### DATASET ROWS

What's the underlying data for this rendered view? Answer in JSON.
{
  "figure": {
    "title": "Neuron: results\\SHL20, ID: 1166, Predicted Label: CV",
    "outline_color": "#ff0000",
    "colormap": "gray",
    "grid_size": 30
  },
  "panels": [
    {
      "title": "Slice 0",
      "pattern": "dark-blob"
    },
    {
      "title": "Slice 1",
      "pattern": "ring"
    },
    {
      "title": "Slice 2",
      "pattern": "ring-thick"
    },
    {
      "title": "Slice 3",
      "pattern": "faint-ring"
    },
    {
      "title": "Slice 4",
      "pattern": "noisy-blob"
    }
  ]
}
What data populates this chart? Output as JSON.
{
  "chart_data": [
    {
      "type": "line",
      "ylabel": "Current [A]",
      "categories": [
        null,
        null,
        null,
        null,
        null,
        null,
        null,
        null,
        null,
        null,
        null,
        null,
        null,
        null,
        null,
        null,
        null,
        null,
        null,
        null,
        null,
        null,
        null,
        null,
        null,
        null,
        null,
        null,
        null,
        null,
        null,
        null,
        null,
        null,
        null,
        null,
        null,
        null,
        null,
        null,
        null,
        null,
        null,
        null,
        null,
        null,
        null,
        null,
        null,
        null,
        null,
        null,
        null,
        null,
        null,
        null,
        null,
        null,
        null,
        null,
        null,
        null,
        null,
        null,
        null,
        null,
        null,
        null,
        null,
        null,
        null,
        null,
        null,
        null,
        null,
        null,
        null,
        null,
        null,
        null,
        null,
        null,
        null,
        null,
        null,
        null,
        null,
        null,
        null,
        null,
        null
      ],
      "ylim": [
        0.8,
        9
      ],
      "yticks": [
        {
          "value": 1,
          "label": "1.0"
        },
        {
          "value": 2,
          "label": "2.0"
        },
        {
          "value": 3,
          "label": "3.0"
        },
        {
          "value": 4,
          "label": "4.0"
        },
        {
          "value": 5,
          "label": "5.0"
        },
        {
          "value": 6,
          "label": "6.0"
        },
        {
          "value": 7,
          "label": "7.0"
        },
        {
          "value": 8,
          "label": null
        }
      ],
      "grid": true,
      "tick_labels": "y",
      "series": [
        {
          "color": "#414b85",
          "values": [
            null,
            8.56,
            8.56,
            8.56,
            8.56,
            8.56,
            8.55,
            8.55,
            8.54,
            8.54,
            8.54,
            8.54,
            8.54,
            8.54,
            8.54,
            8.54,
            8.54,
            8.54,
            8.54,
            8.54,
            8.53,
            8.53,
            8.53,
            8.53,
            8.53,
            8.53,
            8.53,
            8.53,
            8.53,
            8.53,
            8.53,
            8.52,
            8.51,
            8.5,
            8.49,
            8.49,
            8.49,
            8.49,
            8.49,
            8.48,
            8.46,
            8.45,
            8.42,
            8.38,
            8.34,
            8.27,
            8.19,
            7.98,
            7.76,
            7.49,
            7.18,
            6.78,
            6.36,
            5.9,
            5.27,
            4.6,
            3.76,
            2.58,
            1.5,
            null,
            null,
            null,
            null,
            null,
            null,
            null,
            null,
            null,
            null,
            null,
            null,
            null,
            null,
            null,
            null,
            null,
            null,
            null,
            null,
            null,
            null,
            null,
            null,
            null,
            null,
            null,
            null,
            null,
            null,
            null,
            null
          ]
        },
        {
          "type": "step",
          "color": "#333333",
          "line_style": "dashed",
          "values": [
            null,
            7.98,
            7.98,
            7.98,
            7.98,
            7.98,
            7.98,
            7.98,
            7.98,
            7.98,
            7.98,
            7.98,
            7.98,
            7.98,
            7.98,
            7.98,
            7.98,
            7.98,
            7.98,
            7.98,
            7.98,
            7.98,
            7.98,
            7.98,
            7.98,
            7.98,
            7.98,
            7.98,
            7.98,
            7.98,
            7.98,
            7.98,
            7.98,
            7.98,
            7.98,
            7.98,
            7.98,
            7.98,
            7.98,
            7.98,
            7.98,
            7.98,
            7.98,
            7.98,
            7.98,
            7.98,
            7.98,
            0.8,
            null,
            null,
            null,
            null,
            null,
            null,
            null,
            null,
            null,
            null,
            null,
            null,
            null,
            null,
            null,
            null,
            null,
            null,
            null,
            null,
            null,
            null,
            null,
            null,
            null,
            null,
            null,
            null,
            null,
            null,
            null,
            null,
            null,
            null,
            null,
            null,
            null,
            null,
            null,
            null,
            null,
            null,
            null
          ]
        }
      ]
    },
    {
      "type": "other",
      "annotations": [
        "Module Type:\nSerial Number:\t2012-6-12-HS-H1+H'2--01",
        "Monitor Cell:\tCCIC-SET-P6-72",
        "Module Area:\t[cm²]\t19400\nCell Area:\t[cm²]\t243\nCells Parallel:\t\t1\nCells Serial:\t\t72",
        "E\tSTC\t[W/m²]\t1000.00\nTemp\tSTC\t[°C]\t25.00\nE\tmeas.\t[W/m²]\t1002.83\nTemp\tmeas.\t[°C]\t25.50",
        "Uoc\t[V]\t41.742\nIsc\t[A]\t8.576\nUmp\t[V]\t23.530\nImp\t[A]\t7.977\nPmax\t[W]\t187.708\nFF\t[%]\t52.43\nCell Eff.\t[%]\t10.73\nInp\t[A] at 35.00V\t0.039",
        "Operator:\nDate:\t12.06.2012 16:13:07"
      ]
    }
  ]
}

### BRIEF
Look for the word "ring" in every line of the listing and copy the lines that have it.

### FULL OUTPUT
      "pattern": "ring"
      "pattern": "ring-thick"
      "pattern": "faint-ring"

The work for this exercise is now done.